Return the count of lines with the string "this" in them, and nothing else.
>>>
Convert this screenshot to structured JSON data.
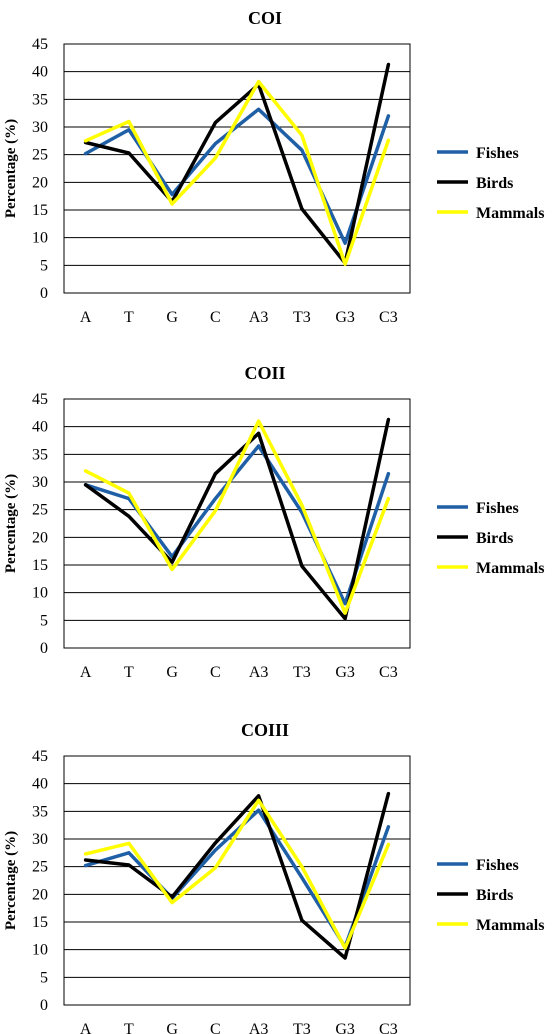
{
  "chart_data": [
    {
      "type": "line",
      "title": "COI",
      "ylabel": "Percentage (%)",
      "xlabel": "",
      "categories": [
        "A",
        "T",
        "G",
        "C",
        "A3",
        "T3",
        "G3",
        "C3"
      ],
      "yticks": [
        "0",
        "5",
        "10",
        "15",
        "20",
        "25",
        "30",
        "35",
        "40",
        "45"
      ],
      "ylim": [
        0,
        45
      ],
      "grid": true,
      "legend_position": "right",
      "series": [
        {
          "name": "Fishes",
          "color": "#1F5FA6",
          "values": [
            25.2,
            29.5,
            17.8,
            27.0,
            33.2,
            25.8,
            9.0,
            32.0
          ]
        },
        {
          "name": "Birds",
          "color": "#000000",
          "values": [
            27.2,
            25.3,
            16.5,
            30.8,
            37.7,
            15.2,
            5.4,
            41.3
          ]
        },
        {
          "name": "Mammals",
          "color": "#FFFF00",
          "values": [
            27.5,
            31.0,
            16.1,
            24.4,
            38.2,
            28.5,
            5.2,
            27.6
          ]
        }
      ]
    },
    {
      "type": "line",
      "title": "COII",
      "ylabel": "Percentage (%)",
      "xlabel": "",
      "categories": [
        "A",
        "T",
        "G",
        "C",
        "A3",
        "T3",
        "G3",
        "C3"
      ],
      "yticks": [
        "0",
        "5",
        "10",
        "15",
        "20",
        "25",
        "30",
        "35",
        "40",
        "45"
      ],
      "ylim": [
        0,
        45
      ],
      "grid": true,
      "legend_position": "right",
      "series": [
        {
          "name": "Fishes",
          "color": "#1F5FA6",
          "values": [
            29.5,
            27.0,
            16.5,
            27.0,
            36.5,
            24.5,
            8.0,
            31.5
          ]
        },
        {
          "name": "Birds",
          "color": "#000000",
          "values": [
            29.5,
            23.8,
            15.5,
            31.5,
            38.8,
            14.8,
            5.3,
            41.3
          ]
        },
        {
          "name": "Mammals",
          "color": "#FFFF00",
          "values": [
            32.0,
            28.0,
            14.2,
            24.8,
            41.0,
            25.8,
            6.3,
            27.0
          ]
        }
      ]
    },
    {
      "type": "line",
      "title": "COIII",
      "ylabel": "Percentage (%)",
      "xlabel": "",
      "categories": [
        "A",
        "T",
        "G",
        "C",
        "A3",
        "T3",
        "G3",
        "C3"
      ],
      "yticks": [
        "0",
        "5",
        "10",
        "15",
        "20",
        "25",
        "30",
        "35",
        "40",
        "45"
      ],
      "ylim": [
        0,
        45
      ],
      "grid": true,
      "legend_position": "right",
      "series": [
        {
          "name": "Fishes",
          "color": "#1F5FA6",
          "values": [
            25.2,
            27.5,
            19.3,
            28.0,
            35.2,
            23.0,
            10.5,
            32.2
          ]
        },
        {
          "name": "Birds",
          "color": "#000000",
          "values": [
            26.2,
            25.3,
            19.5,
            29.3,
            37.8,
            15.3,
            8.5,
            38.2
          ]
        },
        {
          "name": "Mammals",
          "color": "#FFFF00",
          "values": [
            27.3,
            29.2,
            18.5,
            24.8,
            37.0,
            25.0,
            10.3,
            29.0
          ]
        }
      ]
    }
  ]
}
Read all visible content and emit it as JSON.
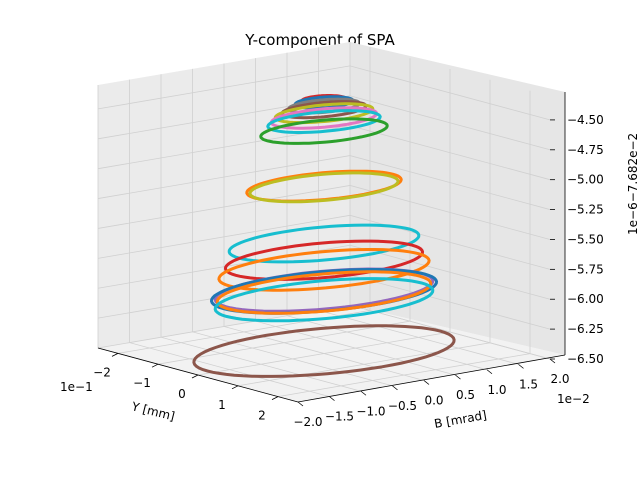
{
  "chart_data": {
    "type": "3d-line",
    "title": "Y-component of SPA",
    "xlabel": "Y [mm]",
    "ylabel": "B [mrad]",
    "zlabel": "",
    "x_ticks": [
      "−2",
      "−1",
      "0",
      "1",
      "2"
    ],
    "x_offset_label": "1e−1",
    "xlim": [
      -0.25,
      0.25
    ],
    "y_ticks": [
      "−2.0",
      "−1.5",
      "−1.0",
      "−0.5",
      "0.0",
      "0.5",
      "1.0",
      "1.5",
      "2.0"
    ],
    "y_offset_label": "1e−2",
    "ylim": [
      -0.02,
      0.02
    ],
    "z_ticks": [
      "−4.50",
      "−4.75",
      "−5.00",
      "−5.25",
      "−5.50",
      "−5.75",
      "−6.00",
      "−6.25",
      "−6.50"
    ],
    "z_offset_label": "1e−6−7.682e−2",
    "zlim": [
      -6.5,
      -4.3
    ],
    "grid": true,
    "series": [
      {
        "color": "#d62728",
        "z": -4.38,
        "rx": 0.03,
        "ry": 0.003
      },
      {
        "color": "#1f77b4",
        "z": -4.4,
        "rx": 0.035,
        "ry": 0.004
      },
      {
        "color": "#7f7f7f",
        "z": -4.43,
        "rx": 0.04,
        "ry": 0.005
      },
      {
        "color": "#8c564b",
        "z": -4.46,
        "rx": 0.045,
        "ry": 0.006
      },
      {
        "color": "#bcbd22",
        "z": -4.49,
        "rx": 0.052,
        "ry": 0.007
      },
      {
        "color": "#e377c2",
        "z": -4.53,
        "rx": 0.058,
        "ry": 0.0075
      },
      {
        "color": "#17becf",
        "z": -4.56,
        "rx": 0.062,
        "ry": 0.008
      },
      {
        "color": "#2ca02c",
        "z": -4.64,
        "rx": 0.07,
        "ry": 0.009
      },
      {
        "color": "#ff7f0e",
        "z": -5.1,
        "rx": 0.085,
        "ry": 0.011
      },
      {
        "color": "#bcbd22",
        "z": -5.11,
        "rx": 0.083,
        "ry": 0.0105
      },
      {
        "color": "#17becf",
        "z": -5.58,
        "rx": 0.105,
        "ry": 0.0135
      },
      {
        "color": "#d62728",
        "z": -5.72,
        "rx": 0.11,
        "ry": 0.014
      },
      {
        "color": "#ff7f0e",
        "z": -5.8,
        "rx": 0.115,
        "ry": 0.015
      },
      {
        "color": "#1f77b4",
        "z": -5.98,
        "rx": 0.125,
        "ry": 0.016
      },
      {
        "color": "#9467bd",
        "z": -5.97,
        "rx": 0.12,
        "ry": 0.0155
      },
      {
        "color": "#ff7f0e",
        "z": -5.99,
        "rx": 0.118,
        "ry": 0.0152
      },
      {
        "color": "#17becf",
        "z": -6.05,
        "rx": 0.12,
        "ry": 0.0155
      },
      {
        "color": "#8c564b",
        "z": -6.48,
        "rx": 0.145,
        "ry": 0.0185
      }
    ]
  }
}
<<<
>>>
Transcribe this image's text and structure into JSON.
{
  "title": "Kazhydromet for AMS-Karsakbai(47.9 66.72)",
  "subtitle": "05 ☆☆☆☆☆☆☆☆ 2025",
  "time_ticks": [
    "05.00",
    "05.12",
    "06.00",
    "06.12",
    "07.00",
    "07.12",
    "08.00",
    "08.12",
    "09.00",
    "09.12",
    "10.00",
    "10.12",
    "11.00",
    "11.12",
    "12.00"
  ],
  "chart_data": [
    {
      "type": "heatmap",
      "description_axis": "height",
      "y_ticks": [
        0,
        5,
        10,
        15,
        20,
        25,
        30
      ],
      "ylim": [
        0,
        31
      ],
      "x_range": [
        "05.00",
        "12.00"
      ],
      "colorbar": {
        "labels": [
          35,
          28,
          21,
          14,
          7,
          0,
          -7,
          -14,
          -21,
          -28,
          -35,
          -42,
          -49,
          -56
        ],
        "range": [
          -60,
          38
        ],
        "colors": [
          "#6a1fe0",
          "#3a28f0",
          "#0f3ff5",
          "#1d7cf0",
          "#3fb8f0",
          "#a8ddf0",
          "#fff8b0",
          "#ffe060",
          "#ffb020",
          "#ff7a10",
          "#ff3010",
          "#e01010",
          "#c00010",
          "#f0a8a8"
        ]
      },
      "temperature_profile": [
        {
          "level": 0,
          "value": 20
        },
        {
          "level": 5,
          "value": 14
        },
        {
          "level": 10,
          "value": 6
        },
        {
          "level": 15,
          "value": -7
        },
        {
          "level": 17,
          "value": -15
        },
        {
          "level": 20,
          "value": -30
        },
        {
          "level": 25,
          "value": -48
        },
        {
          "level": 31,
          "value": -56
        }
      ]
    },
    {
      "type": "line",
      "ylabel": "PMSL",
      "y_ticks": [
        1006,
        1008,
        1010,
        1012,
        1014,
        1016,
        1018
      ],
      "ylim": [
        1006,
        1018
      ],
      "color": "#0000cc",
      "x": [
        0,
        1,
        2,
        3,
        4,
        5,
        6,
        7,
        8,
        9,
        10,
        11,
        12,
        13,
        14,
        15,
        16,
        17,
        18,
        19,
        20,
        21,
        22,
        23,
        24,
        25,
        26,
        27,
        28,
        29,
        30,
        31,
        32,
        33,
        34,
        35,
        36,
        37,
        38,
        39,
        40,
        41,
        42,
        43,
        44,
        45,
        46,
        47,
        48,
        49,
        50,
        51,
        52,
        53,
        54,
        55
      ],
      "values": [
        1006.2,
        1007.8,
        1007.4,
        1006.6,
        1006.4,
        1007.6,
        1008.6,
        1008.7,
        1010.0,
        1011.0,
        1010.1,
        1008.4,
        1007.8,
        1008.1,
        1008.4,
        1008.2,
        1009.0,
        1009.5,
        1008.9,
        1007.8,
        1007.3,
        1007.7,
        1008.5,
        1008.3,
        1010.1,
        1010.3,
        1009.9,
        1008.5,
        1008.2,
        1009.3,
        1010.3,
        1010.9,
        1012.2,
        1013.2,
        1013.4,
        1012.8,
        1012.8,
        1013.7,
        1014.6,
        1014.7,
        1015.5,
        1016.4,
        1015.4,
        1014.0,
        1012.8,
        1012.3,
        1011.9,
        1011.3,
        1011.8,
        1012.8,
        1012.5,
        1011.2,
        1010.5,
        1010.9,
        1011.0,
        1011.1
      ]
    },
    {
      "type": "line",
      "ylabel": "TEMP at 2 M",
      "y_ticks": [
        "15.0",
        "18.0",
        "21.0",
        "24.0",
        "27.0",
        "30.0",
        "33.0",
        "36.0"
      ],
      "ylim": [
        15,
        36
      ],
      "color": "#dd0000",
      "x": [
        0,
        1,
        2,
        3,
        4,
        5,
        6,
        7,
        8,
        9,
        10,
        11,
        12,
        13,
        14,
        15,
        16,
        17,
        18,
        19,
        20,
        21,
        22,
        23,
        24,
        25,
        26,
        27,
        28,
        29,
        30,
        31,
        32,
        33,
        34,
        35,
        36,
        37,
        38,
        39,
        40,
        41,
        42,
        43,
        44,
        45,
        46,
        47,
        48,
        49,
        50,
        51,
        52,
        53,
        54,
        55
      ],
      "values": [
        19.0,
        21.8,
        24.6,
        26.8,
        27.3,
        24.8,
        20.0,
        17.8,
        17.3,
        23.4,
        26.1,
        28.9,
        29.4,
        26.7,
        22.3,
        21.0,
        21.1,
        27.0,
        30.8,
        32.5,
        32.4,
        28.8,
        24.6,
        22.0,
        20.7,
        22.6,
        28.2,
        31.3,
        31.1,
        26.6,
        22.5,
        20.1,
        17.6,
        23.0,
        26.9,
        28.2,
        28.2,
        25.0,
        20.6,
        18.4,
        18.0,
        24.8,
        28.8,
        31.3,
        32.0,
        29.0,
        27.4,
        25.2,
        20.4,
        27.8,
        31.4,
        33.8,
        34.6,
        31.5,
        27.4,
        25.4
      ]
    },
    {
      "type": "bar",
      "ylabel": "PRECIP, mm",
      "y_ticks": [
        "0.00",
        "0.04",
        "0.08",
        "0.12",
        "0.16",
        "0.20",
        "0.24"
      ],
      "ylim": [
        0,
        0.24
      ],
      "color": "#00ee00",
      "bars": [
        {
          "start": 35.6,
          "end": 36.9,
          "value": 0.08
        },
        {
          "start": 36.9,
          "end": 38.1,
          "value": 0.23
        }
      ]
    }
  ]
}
<<<
* COMPLETE RESPONSE *
2